# Exercise instructions:
Beneath this task is a listing. State how many of its lines include the string "JSON", giving nothing but the number.

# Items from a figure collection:
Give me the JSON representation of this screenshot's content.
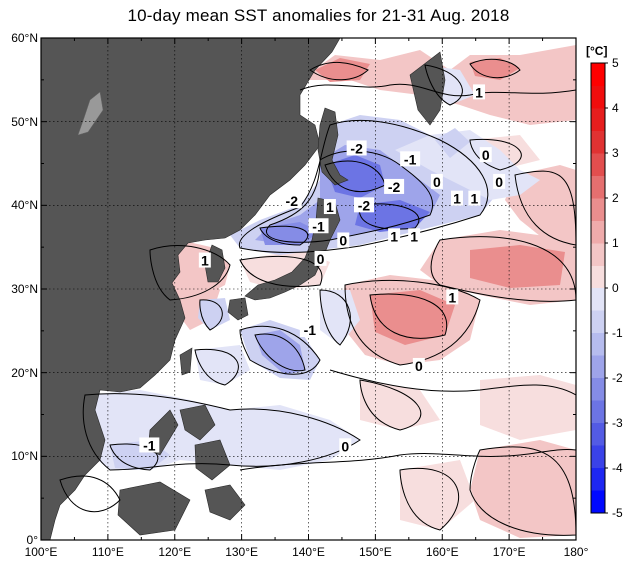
{
  "title": "10-day mean SST anomalies for 21-31 Aug. 2018",
  "colorbar": {
    "unit": "[°C]",
    "labels": [
      "5",
      "4",
      "3",
      "2",
      "1",
      "0",
      "-1",
      "-2",
      "-3",
      "-4",
      "-5"
    ],
    "colors": {
      "pos": [
        "#ffffff",
        "#f7dede",
        "#f3c6c6",
        "#efabab",
        "#ea8e8e",
        "#e56f6f",
        "#e24e4e",
        "#e03232",
        "#e61e1e",
        "#f00d0d",
        "#ff0000"
      ],
      "neg": [
        "#ffffff",
        "#e2e4f7",
        "#cdd1f2",
        "#b6bcee",
        "#9ea4ea",
        "#858ce6",
        "#6c74e4",
        "#535be4",
        "#3a42e8",
        "#1e27f2",
        "#0008ff"
      ]
    }
  },
  "axes": {
    "lat_labels": [
      "60°N",
      "50°N",
      "40°N",
      "30°N",
      "20°N",
      "10°N",
      "0°"
    ],
    "lon_labels": [
      "100°E",
      "110°E",
      "120°E",
      "130°E",
      "140°E",
      "150°E",
      "160°E",
      "170°E",
      "180°"
    ]
  },
  "contour_labels": [
    {
      "text": "1",
      "lon": 165.5,
      "lat": 53.5
    },
    {
      "text": "-2",
      "lon": 147.2,
      "lat": 46.8
    },
    {
      "text": "-1",
      "lon": 155.2,
      "lat": 45.5
    },
    {
      "text": "0",
      "lon": 166.5,
      "lat": 46.0
    },
    {
      "text": "0",
      "lon": 159.2,
      "lat": 42.8
    },
    {
      "text": "0",
      "lon": 168.5,
      "lat": 42.8
    },
    {
      "text": "-2",
      "lon": 152.8,
      "lat": 42.2
    },
    {
      "text": "1",
      "lon": 162.2,
      "lat": 40.8
    },
    {
      "text": "1",
      "lon": 164.8,
      "lat": 40.8
    },
    {
      "text": "-2",
      "lon": 137.5,
      "lat": 40.5
    },
    {
      "text": "-2",
      "lon": 148.3,
      "lat": 40.0
    },
    {
      "text": "1",
      "lon": 143.2,
      "lat": 39.8
    },
    {
      "text": "-1",
      "lon": 141.5,
      "lat": 37.5
    },
    {
      "text": "1",
      "lon": 152.8,
      "lat": 36.3
    },
    {
      "text": "1",
      "lon": 155.8,
      "lat": 36.3
    },
    {
      "text": "0",
      "lon": 145.2,
      "lat": 35.8
    },
    {
      "text": "0",
      "lon": 141.8,
      "lat": 33.6
    },
    {
      "text": "1",
      "lon": 124.5,
      "lat": 33.4
    },
    {
      "text": "1",
      "lon": 161.5,
      "lat": 29.0
    },
    {
      "text": "-1",
      "lon": 140.2,
      "lat": 25.1
    },
    {
      "text": "0",
      "lon": 156.5,
      "lat": 20.8
    },
    {
      "text": "0",
      "lon": 145.5,
      "lat": 11.2
    },
    {
      "text": "-1",
      "lon": 116.2,
      "lat": 11.3
    }
  ]
}
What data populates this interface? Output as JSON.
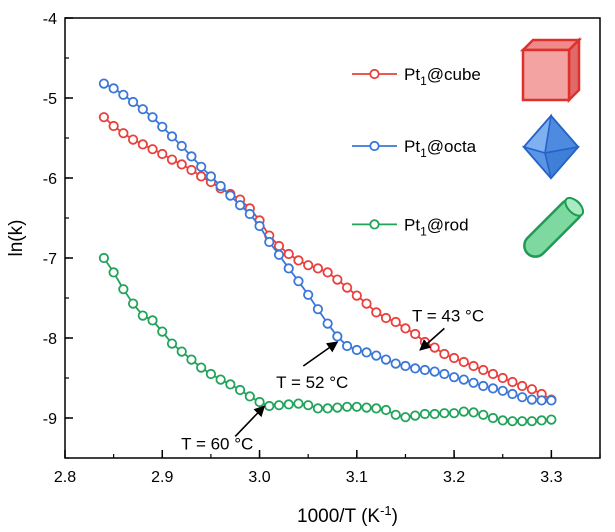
{
  "chart_data": {
    "type": "scatter",
    "xlabel": "1000/T (K",
    "xlabel_sup": "-1",
    "xlabel_end": ")",
    "ylabel": "ln(k)",
    "xlim": [
      2.8,
      3.35
    ],
    "ylim": [
      -9.5,
      -4
    ],
    "xticks": [
      2.8,
      2.9,
      3.0,
      3.1,
      3.2,
      3.3
    ],
    "xtick_labels": [
      "2.8",
      "2.9",
      "3.0",
      "3.1",
      "3.2",
      "3.3"
    ],
    "yticks": [
      -4,
      -5,
      -6,
      -7,
      -8,
      -9
    ],
    "ytick_labels": [
      "-4",
      "-5",
      "-6",
      "-7",
      "-8",
      "-9"
    ],
    "legend_position": "top-right",
    "grid": false,
    "series": [
      {
        "name": "Pt1@cube",
        "legend_main": "Pt",
        "legend_sub": "1",
        "legend_rest": "@cube",
        "color": "#e8403c",
        "shape_icon": "cube-icon",
        "x": [
          2.84,
          2.85,
          2.86,
          2.87,
          2.88,
          2.89,
          2.9,
          2.91,
          2.92,
          2.93,
          2.94,
          2.95,
          2.96,
          2.97,
          2.98,
          2.99,
          3.0,
          3.01,
          3.02,
          3.03,
          3.04,
          3.05,
          3.06,
          3.07,
          3.08,
          3.09,
          3.1,
          3.11,
          3.12,
          3.13,
          3.14,
          3.15,
          3.16,
          3.17,
          3.18,
          3.19,
          3.2,
          3.21,
          3.22,
          3.23,
          3.24,
          3.25,
          3.26,
          3.27,
          3.28,
          3.29,
          3.3
        ],
        "y": [
          -5.24,
          -5.35,
          -5.44,
          -5.52,
          -5.58,
          -5.64,
          -5.7,
          -5.77,
          -5.83,
          -5.9,
          -5.98,
          -6.05,
          -6.13,
          -6.2,
          -6.27,
          -6.38,
          -6.53,
          -6.72,
          -6.85,
          -6.95,
          -7.03,
          -7.09,
          -7.13,
          -7.18,
          -7.27,
          -7.37,
          -7.47,
          -7.57,
          -7.68,
          -7.75,
          -7.8,
          -7.88,
          -7.95,
          -8.05,
          -8.12,
          -8.2,
          -8.25,
          -8.3,
          -8.35,
          -8.4,
          -8.45,
          -8.5,
          -8.55,
          -8.6,
          -8.64,
          -8.7,
          -8.77
        ]
      },
      {
        "name": "Pt1@octa",
        "legend_main": "Pt",
        "legend_sub": "1",
        "legend_rest": "@octa",
        "color": "#3a78d8",
        "shape_icon": "octahedron-icon",
        "x": [
          2.84,
          2.85,
          2.86,
          2.87,
          2.88,
          2.89,
          2.9,
          2.91,
          2.92,
          2.93,
          2.94,
          2.95,
          2.96,
          2.97,
          2.98,
          2.99,
          3.0,
          3.01,
          3.02,
          3.03,
          3.04,
          3.05,
          3.06,
          3.07,
          3.08,
          3.09,
          3.1,
          3.11,
          3.12,
          3.13,
          3.14,
          3.15,
          3.16,
          3.17,
          3.18,
          3.19,
          3.2,
          3.21,
          3.22,
          3.23,
          3.24,
          3.25,
          3.26,
          3.27,
          3.28,
          3.29,
          3.3
        ],
        "y": [
          -4.82,
          -4.88,
          -4.96,
          -5.05,
          -5.14,
          -5.24,
          -5.36,
          -5.48,
          -5.6,
          -5.73,
          -5.86,
          -5.98,
          -6.1,
          -6.22,
          -6.34,
          -6.45,
          -6.6,
          -6.8,
          -6.96,
          -7.13,
          -7.29,
          -7.46,
          -7.64,
          -7.82,
          -7.98,
          -8.1,
          -8.15,
          -8.18,
          -8.22,
          -8.27,
          -8.32,
          -8.35,
          -8.38,
          -8.4,
          -8.42,
          -8.45,
          -8.49,
          -8.52,
          -8.56,
          -8.6,
          -8.63,
          -8.66,
          -8.7,
          -8.74,
          -8.77,
          -8.78,
          -8.78
        ]
      },
      {
        "name": "Pt1@rod",
        "legend_main": "Pt",
        "legend_sub": "1",
        "legend_rest": "@rod",
        "color": "#22a35a",
        "shape_icon": "rod-icon",
        "x": [
          2.84,
          2.85,
          2.86,
          2.87,
          2.88,
          2.89,
          2.9,
          2.91,
          2.92,
          2.93,
          2.94,
          2.95,
          2.96,
          2.97,
          2.98,
          2.99,
          3.0,
          3.01,
          3.02,
          3.03,
          3.04,
          3.05,
          3.06,
          3.07,
          3.08,
          3.09,
          3.1,
          3.11,
          3.12,
          3.13,
          3.14,
          3.15,
          3.16,
          3.17,
          3.18,
          3.19,
          3.2,
          3.21,
          3.22,
          3.23,
          3.24,
          3.25,
          3.26,
          3.27,
          3.28,
          3.29,
          3.3
        ],
        "y": [
          -7.0,
          -7.18,
          -7.39,
          -7.57,
          -7.72,
          -7.78,
          -7.92,
          -8.07,
          -8.17,
          -8.27,
          -8.37,
          -8.45,
          -8.52,
          -8.58,
          -8.65,
          -8.73,
          -8.8,
          -8.85,
          -8.84,
          -8.83,
          -8.82,
          -8.84,
          -8.88,
          -8.88,
          -8.87,
          -8.86,
          -8.86,
          -8.87,
          -8.88,
          -8.9,
          -8.96,
          -8.99,
          -8.97,
          -8.95,
          -8.95,
          -8.94,
          -8.94,
          -8.92,
          -8.93,
          -8.96,
          -9.0,
          -9.03,
          -9.04,
          -9.04,
          -9.04,
          -9.03,
          -9.02
        ]
      }
    ],
    "annotations": [
      {
        "text": "T = 43 °C",
        "tail": [
          3.19,
          -7.88
        ],
        "head": [
          3.165,
          -8.15
        ]
      },
      {
        "text": "T = 52 °C",
        "tail": [
          3.045,
          -8.35
        ],
        "head": [
          3.08,
          -8.05
        ]
      },
      {
        "text": "T = 60 °C",
        "tail": [
          2.975,
          -9.23
        ],
        "head": [
          3.005,
          -8.85
        ]
      }
    ]
  }
}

# Expected output:
2